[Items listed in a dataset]

**********

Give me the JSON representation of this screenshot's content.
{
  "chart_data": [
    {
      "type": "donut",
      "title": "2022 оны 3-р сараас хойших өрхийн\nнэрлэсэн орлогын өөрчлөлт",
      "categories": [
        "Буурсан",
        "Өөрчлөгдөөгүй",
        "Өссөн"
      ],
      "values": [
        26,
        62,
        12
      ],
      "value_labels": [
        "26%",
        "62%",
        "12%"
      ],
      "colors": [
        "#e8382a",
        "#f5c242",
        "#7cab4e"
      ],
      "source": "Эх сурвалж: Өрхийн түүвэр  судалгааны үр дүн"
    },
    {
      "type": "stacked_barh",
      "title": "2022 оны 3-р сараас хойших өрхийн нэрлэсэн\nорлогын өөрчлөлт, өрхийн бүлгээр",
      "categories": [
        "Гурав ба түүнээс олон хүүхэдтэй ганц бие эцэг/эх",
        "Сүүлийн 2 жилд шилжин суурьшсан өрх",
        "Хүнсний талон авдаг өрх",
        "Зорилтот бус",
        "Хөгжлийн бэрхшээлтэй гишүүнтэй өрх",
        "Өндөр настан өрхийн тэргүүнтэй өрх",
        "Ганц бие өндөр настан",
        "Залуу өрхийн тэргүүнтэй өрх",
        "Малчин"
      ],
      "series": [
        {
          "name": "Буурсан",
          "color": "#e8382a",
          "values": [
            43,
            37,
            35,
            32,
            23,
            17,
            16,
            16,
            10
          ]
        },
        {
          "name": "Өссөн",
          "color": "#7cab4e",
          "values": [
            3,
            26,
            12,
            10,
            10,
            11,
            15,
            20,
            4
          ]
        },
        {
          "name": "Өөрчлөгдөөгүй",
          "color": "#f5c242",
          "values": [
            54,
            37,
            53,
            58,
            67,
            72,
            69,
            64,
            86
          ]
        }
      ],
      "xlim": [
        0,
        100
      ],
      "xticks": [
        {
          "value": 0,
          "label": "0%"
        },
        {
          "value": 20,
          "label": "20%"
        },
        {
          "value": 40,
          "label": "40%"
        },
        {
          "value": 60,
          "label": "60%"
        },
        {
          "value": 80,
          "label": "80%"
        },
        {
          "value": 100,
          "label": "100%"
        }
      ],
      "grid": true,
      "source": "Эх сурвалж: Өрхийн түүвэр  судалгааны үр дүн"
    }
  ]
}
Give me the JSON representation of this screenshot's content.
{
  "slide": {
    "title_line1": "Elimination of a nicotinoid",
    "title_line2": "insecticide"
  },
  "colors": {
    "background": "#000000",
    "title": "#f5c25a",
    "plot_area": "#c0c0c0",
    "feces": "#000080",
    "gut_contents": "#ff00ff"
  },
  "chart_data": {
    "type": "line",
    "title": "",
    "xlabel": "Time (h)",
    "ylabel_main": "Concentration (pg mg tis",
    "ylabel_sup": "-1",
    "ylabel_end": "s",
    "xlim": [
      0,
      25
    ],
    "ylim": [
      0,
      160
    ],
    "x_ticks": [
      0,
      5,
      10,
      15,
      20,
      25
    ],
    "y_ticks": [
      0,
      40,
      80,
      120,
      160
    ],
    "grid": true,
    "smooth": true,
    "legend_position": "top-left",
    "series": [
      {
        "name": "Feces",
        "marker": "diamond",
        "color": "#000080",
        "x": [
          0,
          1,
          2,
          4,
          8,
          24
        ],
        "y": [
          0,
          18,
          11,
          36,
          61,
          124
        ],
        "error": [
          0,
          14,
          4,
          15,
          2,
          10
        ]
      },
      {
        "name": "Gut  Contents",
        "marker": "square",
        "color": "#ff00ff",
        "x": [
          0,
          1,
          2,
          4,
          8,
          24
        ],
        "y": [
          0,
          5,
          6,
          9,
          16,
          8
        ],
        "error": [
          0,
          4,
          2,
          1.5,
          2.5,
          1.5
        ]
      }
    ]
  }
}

**********

Directive ▸ Select the lines in this material that hold the word "name", leaving none out.

Full output ▸
          "name": "Буурсан",
          "name": "Өссөн",
          "name": "Өөрчлөгдөөгүй",
        "name": "Feces",
        "name": "Gut  Contents",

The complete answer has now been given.